Tally how many lines include "object". The number is the whole answer.

------------------------------------------------------------------------

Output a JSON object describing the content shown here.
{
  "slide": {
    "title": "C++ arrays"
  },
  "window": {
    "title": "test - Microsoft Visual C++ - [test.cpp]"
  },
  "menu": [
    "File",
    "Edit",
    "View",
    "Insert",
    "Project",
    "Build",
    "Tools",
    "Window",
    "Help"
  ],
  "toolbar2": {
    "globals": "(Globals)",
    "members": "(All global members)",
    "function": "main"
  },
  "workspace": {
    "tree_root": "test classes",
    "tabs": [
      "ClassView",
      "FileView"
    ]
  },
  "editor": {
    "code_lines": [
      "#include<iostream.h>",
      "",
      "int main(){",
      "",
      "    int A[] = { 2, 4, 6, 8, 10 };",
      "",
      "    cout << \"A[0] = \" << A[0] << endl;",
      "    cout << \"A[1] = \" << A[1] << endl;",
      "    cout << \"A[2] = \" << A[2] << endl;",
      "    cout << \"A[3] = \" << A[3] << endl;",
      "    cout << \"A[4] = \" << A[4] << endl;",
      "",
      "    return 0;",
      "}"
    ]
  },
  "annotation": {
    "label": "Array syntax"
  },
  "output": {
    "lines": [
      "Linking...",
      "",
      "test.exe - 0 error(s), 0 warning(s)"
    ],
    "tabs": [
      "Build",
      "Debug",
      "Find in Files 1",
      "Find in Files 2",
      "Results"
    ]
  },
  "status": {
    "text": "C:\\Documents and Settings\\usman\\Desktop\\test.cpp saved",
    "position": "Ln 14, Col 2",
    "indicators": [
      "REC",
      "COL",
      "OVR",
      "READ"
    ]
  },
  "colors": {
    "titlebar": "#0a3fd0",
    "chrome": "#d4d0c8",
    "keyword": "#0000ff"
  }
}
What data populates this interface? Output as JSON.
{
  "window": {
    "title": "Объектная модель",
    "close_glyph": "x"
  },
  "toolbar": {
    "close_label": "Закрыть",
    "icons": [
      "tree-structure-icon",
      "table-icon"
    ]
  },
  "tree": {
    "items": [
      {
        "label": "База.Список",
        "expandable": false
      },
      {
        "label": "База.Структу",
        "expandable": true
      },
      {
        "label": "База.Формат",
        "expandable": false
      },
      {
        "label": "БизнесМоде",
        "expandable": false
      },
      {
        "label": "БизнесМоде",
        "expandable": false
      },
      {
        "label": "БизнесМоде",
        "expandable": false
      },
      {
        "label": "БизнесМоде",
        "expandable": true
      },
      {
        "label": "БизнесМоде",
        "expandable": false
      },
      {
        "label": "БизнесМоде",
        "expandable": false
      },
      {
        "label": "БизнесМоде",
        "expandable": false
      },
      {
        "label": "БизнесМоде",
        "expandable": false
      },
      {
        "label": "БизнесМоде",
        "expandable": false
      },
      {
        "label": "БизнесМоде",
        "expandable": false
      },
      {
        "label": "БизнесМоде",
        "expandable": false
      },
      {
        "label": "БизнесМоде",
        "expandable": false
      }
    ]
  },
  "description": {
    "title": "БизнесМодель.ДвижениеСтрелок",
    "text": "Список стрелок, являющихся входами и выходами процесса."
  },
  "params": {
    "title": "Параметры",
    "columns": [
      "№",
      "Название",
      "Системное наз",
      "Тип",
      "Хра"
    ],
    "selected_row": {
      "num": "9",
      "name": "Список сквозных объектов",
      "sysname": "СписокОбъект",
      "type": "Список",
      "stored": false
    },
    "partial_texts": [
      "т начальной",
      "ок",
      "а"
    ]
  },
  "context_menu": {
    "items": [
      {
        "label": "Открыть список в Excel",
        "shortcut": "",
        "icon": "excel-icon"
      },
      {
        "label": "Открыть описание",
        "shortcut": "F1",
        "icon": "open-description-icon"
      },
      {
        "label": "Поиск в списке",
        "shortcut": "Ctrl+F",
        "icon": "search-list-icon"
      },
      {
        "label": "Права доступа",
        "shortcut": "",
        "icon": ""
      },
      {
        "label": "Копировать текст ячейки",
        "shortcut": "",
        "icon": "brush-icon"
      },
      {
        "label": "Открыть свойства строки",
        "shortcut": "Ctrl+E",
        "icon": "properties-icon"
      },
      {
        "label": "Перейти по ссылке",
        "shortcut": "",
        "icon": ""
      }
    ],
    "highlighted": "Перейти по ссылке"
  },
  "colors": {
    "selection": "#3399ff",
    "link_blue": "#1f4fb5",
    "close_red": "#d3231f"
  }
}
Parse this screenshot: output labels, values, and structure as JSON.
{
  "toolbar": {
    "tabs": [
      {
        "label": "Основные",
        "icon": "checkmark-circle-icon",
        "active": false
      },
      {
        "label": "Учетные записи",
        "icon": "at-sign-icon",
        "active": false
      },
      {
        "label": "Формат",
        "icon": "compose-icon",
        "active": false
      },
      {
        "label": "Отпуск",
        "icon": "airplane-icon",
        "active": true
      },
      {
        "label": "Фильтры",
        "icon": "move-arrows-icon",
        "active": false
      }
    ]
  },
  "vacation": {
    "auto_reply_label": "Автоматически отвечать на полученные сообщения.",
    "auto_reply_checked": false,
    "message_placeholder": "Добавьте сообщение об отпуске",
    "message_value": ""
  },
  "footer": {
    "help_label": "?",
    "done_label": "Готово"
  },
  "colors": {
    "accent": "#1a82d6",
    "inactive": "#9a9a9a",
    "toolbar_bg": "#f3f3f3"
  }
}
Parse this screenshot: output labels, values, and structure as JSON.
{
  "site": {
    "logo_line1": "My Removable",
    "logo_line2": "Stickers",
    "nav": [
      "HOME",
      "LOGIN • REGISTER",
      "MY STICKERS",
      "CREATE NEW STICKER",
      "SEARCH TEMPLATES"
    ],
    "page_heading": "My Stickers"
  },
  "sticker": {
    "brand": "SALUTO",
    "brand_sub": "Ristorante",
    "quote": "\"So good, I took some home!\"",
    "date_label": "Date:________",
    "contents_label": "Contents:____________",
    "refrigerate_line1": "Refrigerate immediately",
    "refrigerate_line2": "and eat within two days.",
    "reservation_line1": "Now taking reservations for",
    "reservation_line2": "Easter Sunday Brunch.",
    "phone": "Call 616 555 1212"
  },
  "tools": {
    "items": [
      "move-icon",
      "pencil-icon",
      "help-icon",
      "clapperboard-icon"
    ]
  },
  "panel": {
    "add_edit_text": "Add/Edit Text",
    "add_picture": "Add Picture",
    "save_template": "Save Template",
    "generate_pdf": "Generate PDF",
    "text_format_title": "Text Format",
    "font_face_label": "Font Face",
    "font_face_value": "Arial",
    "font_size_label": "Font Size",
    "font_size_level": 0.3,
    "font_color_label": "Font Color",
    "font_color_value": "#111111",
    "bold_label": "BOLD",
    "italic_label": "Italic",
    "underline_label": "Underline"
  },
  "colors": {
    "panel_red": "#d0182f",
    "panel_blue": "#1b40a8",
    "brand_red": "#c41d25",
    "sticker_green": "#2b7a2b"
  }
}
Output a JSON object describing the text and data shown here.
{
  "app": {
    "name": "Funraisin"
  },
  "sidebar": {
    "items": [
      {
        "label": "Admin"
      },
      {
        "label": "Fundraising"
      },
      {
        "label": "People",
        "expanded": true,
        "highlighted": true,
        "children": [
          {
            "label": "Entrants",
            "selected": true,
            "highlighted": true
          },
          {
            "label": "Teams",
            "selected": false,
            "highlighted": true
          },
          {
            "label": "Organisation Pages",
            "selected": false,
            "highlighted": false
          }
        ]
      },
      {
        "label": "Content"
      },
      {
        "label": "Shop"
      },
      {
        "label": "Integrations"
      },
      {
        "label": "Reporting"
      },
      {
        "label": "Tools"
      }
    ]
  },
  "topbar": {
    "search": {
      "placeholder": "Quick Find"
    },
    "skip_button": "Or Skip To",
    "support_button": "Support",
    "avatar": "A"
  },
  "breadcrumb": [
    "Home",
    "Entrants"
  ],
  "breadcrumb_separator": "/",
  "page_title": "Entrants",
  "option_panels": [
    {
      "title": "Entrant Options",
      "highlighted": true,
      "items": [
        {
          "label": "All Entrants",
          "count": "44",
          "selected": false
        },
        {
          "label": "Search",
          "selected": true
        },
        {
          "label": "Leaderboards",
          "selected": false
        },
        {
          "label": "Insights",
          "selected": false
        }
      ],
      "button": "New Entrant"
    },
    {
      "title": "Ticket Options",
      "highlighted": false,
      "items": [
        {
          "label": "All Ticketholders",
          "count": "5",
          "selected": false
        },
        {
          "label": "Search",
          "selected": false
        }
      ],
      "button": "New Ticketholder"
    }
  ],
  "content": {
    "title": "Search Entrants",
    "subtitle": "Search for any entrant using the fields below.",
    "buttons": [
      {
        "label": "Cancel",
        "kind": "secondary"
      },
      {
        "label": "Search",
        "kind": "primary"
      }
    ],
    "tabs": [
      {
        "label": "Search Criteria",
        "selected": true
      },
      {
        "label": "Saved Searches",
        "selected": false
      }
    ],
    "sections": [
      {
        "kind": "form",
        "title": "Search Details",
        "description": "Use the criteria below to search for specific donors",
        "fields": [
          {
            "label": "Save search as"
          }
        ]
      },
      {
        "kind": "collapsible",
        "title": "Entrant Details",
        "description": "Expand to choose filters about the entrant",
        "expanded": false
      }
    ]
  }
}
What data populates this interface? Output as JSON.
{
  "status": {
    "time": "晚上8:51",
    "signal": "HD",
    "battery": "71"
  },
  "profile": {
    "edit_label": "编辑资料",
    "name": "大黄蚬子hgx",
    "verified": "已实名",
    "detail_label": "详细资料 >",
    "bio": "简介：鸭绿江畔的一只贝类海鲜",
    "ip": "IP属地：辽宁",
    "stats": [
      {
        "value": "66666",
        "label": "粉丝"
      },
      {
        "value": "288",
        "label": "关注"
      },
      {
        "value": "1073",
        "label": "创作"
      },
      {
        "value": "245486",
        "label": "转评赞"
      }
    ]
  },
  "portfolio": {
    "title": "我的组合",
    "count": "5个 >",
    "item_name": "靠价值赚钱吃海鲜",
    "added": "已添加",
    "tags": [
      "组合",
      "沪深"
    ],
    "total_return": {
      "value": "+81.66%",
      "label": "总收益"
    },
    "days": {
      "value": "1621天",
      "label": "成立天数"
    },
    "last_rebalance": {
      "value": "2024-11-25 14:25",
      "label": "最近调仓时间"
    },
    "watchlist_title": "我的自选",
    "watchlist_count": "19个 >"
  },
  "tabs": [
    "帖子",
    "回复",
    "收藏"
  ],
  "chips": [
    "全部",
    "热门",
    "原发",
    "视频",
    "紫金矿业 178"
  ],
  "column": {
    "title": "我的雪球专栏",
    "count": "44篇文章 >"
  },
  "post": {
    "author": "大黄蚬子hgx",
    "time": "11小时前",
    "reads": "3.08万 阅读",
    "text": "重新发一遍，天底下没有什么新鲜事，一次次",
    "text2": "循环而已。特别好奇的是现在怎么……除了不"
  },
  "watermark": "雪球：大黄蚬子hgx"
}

------------------------------------------------------------------------

FINISHED TASK: 2